Among the lines of the records, count those containing the word "ablation", then give the number alone.

◆ ◆ ◆

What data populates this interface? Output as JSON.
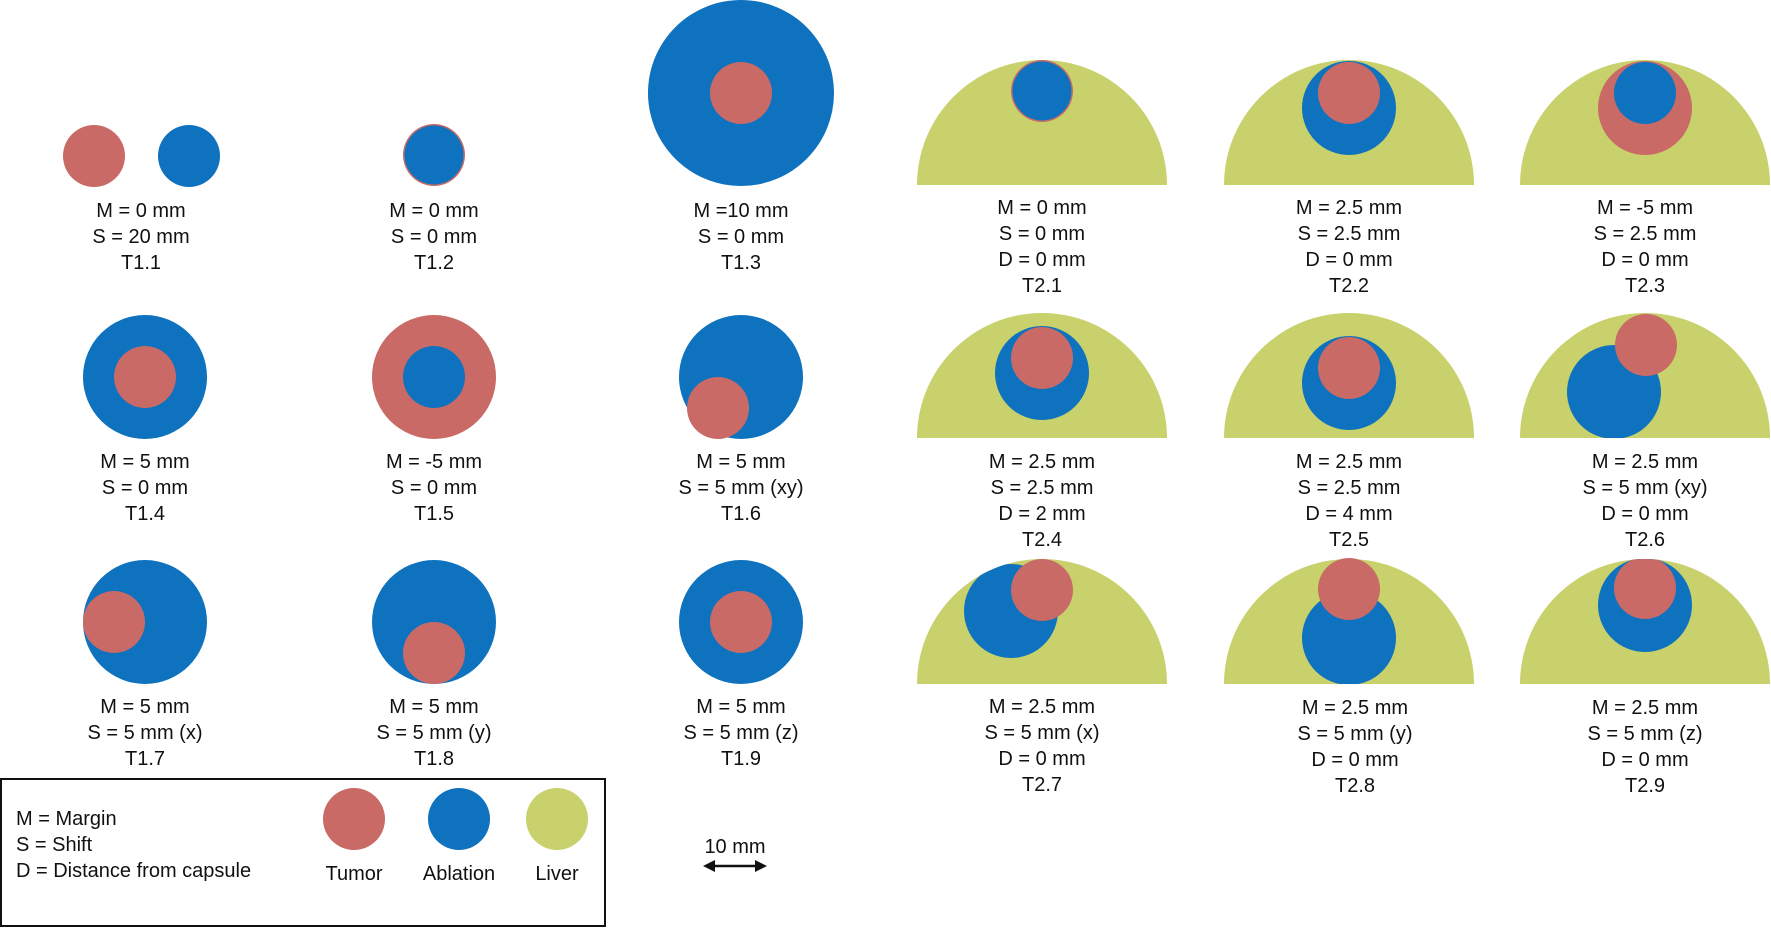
{
  "colors": {
    "tumor": "#c96a66",
    "ablation": "#0e72be",
    "liver": "#c8d16b"
  },
  "cases": [
    {
      "id": "T1.1",
      "lines": [
        "M = 0 mm",
        "S = 20 mm",
        "T1.1"
      ]
    },
    {
      "id": "T1.2",
      "lines": [
        "M = 0 mm",
        "S = 0 mm",
        "T1.2"
      ]
    },
    {
      "id": "T1.3",
      "lines": [
        "M =10 mm",
        "S = 0 mm",
        "T1.3"
      ]
    },
    {
      "id": "T2.1",
      "lines": [
        "M = 0 mm",
        "S = 0 mm",
        "D = 0 mm",
        "T2.1"
      ]
    },
    {
      "id": "T2.2",
      "lines": [
        "M = 2.5 mm",
        "S = 2.5 mm",
        "D = 0 mm",
        "T2.2"
      ]
    },
    {
      "id": "T2.3",
      "lines": [
        "M = -5 mm",
        "S = 2.5 mm",
        "D = 0 mm",
        "T2.3"
      ]
    },
    {
      "id": "T1.4",
      "lines": [
        "M = 5 mm",
        "S = 0 mm",
        "T1.4"
      ]
    },
    {
      "id": "T1.5",
      "lines": [
        "M = -5 mm",
        "S = 0 mm",
        "T1.5"
      ]
    },
    {
      "id": "T1.6",
      "lines": [
        "M = 5 mm",
        "S = 5 mm (xy)",
        "T1.6"
      ]
    },
    {
      "id": "T2.4",
      "lines": [
        "M = 2.5 mm",
        "S = 2.5 mm",
        "D = 2 mm",
        "T2.4"
      ]
    },
    {
      "id": "T2.5",
      "lines": [
        "M = 2.5 mm",
        "S = 2.5 mm",
        "D = 4 mm",
        "T2.5"
      ]
    },
    {
      "id": "T2.6",
      "lines": [
        "M = 2.5 mm",
        "S = 5 mm (xy)",
        "D = 0 mm",
        "T2.6"
      ]
    },
    {
      "id": "T1.7",
      "lines": [
        "M = 5 mm",
        "S = 5 mm (x)",
        "T1.7"
      ]
    },
    {
      "id": "T1.8",
      "lines": [
        "M = 5 mm",
        "S = 5 mm (y)",
        "T1.8"
      ]
    },
    {
      "id": "T1.9",
      "lines": [
        "M = 5 mm",
        "S = 5 mm (z)",
        "T1.9"
      ]
    },
    {
      "id": "T2.7",
      "lines": [
        "M = 2.5 mm",
        "S = 5 mm (x)",
        "D = 0 mm",
        "T2.7"
      ]
    },
    {
      "id": "T2.8",
      "lines": [
        "M = 2.5 mm",
        "S = 5 mm (y)",
        "D = 0 mm",
        "T2.8"
      ]
    },
    {
      "id": "T2.9",
      "lines": [
        "M = 2.5 mm",
        "S = 5 mm (z)",
        "D = 0 mm",
        "T2.9"
      ]
    }
  ],
  "legend": {
    "definitions": [
      "M = Margin",
      "S = Shift",
      "D = Distance from capsule"
    ],
    "tumor": "Tumor",
    "ablation": "Ablation",
    "liver": "Liver"
  },
  "scale_bar": {
    "label": "10 mm"
  }
}
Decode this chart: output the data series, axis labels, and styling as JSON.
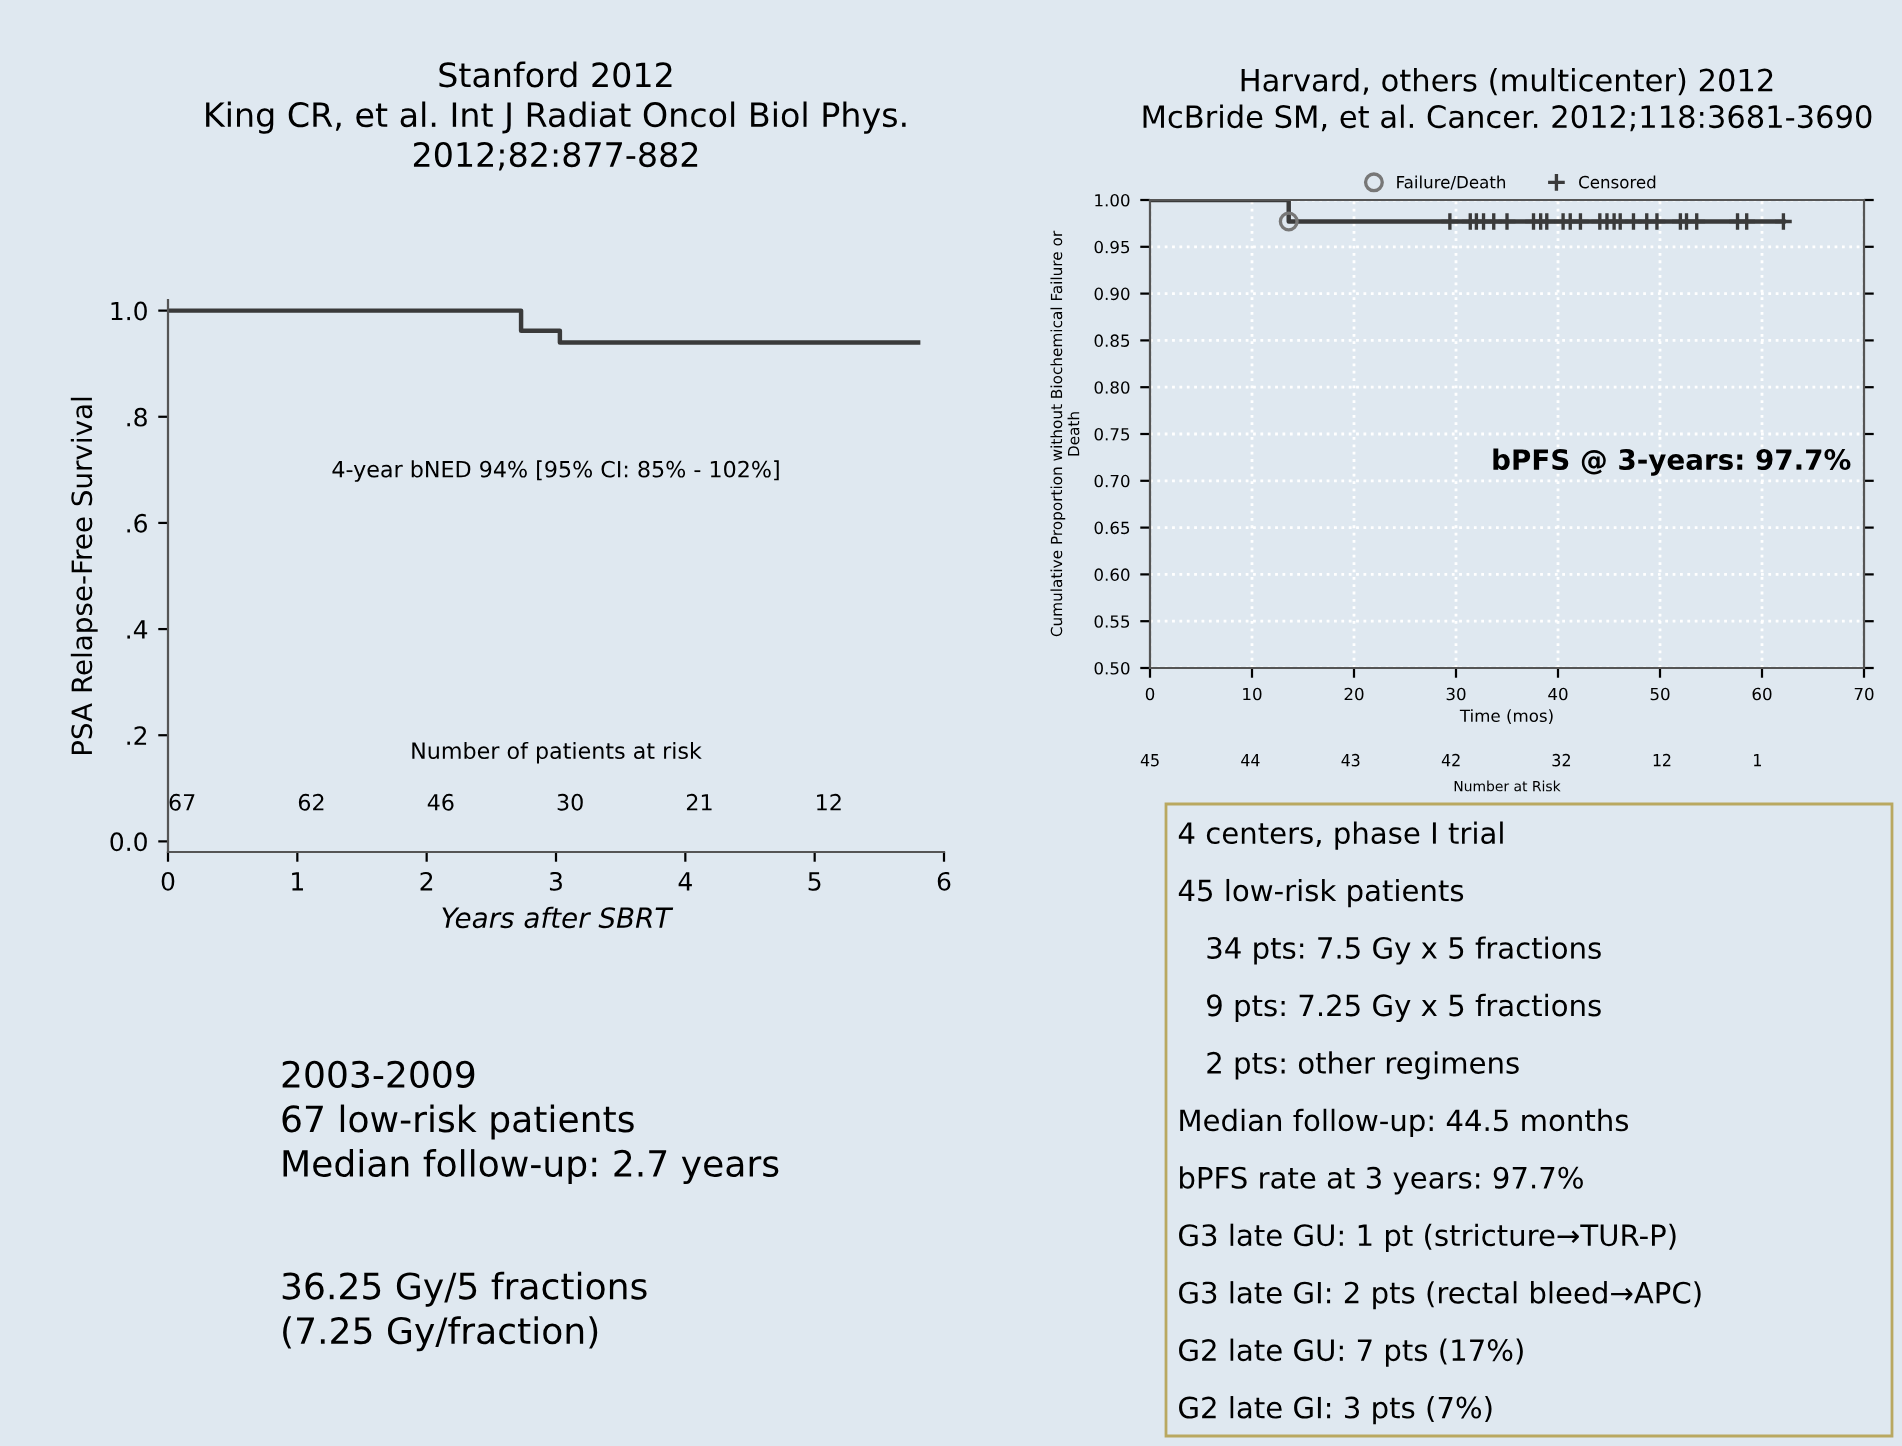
{
  "chart_data": [
    {
      "type": "step",
      "title": "Stanford 2012\nKing CR, et al. Int J Radiat Oncol Biol Phys.\n2012;82:877-882",
      "xlabel": "Years after SBRT",
      "ylabel": "PSA Relapse-Free Survival",
      "xlim": [
        0,
        6
      ],
      "xticks": [
        0,
        1,
        2,
        3,
        4,
        5,
        6
      ],
      "ylim": [
        -0.02,
        1.02
      ],
      "yticks": [
        {
          "value": 0,
          "label": "0.0"
        },
        {
          "value": 0.2,
          "label": ".2"
        },
        {
          "value": 0.4,
          "label": ".4"
        },
        {
          "value": 0.6,
          "label": ".6"
        },
        {
          "value": 0.8,
          "label": ".8"
        },
        {
          "value": 1.0,
          "label": "1.0"
        }
      ],
      "grid": false,
      "legend": false,
      "series": [
        {
          "color": "#3a3a3a",
          "x": [
            0,
            2.73,
            3.03,
            5.8
          ],
          "values": [
            1.0,
            0.962,
            0.94,
            0.94
          ]
        }
      ],
      "annotations": [
        "4-year bNED 94% [95% CI: 85% - 102%]",
        "Number of patients at risk",
        "67",
        "62",
        "46",
        "30",
        "21",
        "12"
      ]
    },
    {
      "type": "step",
      "title": "Harvard, others (multicenter) 2012\nMcBride SM, et al. Cancer. 2012;118:3681-3690",
      "xlabel": "Time (mos)",
      "ylabel": "Cumulative Proportion without Biochemical Failure or\nDeath",
      "xlim": [
        0,
        70
      ],
      "xticks": [
        0,
        10,
        20,
        30,
        40,
        50,
        60,
        70
      ],
      "ylim": [
        0.5,
        1.0
      ],
      "yticks": [
        {
          "value": 0.5,
          "label": "0.50"
        },
        {
          "value": 0.55,
          "label": "0.55"
        },
        {
          "value": 0.6,
          "label": "0.60"
        },
        {
          "value": 0.65,
          "label": "0.65"
        },
        {
          "value": 0.7,
          "label": "0.70"
        },
        {
          "value": 0.75,
          "label": "0.75"
        },
        {
          "value": 0.8,
          "label": "0.80"
        },
        {
          "value": 0.85,
          "label": "0.85"
        },
        {
          "value": 0.9,
          "label": "0.90"
        },
        {
          "value": 0.95,
          "label": "0.95"
        },
        {
          "value": 1.0,
          "label": "1.00"
        }
      ],
      "grid": true,
      "legend": "top",
      "series": [
        {
          "color": "#3a3a3a",
          "x": [
            0,
            13.6,
            62.1
          ],
          "values": [
            1.0,
            0.977,
            0.977
          ]
        },
        {
          "type": "scatter",
          "name": "Failure/Death",
          "marker": "circle",
          "color": "#777777",
          "x": [
            13.6
          ],
          "values": [
            0.977
          ]
        },
        {
          "type": "scatter",
          "name": "Censored",
          "marker": "cross",
          "color": "#3a3a3a",
          "x": [
            29.4,
            31.4,
            32.0,
            32.7,
            33.7,
            35.0,
            37.6,
            38.3,
            38.9,
            40.5,
            41.2,
            42.2,
            44.1,
            44.8,
            45.5,
            46.1,
            47.4,
            48.7,
            49.7,
            52.0,
            52.6,
            53.6,
            57.6,
            58.5,
            62.1
          ],
          "values": [
            0.977,
            0.977,
            0.977,
            0.977,
            0.977,
            0.977,
            0.977,
            0.977,
            0.977,
            0.977,
            0.977,
            0.977,
            0.977,
            0.977,
            0.977,
            0.977,
            0.977,
            0.977,
            0.977,
            0.977,
            0.977,
            0.977,
            0.977,
            0.977,
            0.977
          ]
        }
      ],
      "annotations": [
        "bPFS @ 3-years: 97.7%",
        "Number at Risk",
        "45 44 43 42 32 12 1"
      ]
    },
    {
      "type": "other",
      "annotations": [
        "2003-2009\n67 low-risk patients\nMedian follow-up: 2.7 years",
        "36.25 Gy/5 fractions\n(7.25 Gy/fraction)"
      ]
    },
    {
      "type": "other",
      "annotations": [
        "4 centers, phase I trial",
        "45 low-risk patients",
        "   34 pts: 7.5 Gy x 5 fractions",
        "   9 pts: 7.25 Gy x 5 fractions",
        "   2 pts: other regimens",
        "Median follow-up: 44.5 months",
        "bPFS rate at 3 years: 97.7%",
        "G3 late GU: 1 pt (stricture→TUR-P)",
        "G3 late GI: 2 pts (rectal bleed→APC)",
        "G2 late GU: 7 pts (17%)",
        "G2 late GI: 3 pts (7%)"
      ]
    }
  ]
}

◆ ◆ ◆

ANSWER SECTION – 2